■ **DESCRIPTION OF THE TASK**:
Locate each line in the records containing "дата". Copy it.

■ **STORED RECORDS**:
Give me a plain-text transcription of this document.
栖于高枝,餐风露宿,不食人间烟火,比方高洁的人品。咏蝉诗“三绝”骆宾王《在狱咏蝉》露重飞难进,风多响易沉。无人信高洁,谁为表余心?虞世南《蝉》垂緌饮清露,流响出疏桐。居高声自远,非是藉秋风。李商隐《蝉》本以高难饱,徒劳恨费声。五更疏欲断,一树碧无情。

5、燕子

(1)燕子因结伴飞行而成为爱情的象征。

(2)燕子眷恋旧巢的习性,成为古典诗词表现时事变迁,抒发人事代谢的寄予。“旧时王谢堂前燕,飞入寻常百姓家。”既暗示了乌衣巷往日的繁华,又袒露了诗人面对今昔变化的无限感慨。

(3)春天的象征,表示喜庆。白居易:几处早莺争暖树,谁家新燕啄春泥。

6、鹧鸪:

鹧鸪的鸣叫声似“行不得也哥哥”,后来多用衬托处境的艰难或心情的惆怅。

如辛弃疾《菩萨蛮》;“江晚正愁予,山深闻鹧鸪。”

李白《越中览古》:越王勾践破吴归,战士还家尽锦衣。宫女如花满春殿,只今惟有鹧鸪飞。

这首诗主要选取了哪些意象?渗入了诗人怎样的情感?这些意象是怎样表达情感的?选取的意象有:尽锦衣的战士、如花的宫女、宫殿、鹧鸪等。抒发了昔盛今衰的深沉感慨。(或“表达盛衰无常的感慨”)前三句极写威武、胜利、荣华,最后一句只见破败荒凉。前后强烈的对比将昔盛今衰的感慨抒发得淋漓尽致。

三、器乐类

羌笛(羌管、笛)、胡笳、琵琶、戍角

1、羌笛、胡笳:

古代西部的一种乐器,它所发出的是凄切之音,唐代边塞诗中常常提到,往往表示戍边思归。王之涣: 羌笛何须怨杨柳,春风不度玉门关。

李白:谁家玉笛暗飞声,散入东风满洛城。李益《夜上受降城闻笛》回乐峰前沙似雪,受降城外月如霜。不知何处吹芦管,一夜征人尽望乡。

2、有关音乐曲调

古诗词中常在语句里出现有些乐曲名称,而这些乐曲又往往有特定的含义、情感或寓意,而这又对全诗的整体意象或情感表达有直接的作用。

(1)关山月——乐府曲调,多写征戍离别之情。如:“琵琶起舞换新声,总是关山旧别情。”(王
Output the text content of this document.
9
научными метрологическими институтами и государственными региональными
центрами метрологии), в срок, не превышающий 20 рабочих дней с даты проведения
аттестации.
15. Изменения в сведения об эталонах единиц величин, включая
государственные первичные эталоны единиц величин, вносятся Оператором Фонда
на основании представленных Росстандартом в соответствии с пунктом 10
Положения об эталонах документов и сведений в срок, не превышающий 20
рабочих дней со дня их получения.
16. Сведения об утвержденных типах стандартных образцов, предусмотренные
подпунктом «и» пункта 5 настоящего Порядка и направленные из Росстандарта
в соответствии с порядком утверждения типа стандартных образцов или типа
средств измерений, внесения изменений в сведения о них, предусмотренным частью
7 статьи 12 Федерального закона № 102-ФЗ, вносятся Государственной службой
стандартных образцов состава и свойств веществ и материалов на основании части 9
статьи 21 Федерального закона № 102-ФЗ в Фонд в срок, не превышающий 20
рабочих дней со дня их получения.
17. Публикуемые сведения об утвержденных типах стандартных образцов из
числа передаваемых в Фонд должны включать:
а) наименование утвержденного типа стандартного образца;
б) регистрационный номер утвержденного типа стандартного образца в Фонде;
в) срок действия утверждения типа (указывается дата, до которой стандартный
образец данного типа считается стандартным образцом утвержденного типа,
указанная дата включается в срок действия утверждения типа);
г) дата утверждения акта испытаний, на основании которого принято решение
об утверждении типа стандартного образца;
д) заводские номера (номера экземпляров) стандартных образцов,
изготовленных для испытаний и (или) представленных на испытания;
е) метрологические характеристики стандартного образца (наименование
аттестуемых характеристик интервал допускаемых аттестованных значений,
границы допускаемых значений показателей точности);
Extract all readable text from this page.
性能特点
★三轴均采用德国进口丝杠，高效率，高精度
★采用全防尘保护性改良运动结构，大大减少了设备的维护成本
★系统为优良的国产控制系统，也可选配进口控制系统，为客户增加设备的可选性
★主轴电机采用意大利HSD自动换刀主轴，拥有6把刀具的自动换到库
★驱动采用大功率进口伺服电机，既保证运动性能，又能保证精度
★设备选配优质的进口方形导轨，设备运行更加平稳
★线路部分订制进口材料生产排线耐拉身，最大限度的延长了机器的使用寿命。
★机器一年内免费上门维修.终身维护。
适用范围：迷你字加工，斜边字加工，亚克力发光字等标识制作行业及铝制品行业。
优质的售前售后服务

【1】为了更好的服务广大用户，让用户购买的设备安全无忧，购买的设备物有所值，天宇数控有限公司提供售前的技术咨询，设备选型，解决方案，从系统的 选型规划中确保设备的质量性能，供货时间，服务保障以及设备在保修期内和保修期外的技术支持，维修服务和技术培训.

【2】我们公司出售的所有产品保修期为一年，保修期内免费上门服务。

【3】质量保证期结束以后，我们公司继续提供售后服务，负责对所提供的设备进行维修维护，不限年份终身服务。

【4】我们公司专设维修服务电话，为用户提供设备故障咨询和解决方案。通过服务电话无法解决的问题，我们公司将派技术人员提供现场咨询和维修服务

■ **IN RESPONSE**:
в) срок действия утверждения типа (указывается дата, до которой стандартный
указанная дата включается в срок действия утверждения типа);
г) дата утверждения акта испытаний, на основании которого принято решение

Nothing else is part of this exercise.